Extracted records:

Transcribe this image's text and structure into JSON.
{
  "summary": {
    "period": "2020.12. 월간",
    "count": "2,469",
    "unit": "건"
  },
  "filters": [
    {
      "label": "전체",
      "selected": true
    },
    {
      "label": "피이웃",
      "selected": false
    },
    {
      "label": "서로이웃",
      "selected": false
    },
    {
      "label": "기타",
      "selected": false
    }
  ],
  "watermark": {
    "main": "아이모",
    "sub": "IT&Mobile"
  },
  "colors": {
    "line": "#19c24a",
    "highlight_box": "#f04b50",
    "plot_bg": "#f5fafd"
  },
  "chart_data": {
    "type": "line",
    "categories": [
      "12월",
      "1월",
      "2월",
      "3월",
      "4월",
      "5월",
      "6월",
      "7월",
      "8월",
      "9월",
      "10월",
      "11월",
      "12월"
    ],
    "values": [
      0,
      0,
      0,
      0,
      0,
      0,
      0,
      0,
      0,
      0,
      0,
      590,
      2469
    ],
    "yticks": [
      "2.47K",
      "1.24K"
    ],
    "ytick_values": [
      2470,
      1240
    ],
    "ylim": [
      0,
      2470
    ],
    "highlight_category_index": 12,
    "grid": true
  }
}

== Job ==
Take the listing above and set it down exactly.

== Task result ==
Transcribe this image's text and structure into JSON.
{
  "summary": {
    "period": "2020.12. 월간",
    "count": "2,469",
    "unit": "건"
  },
  "filters": [
    {
      "label": "전체",
      "selected": true
    },
    {
      "label": "피이웃",
      "selected": false
    },
    {
      "label": "서로이웃",
      "selected": false
    },
    {
      "label": "기타",
      "selected": false
    }
  ],
  "watermark": {
    "main": "아이모",
    "sub": "IT&Mobile"
  },
  "colors": {
    "line": "#19c24a",
    "highlight_box": "#f04b50",
    "plot_bg": "#f5fafd"
  },
  "chart_data": {
    "type": "line",
    "categories": [
      "12월",
      "1월",
      "2월",
      "3월",
      "4월",
      "5월",
      "6월",
      "7월",
      "8월",
      "9월",
      "10월",
      "11월",
      "12월"
    ],
    "values": [
      0,
      0,
      0,
      0,
      0,
      0,
      0,
      0,
      0,
      0,
      0,
      590,
      2469
    ],
    "yticks": [
      "2.47K",
      "1.24K"
    ],
    "ytick_values": [
      2470,
      1240
    ],
    "ylim": [
      0,
      2470
    ],
    "highlight_category_index": 12,
    "grid": true
  }
}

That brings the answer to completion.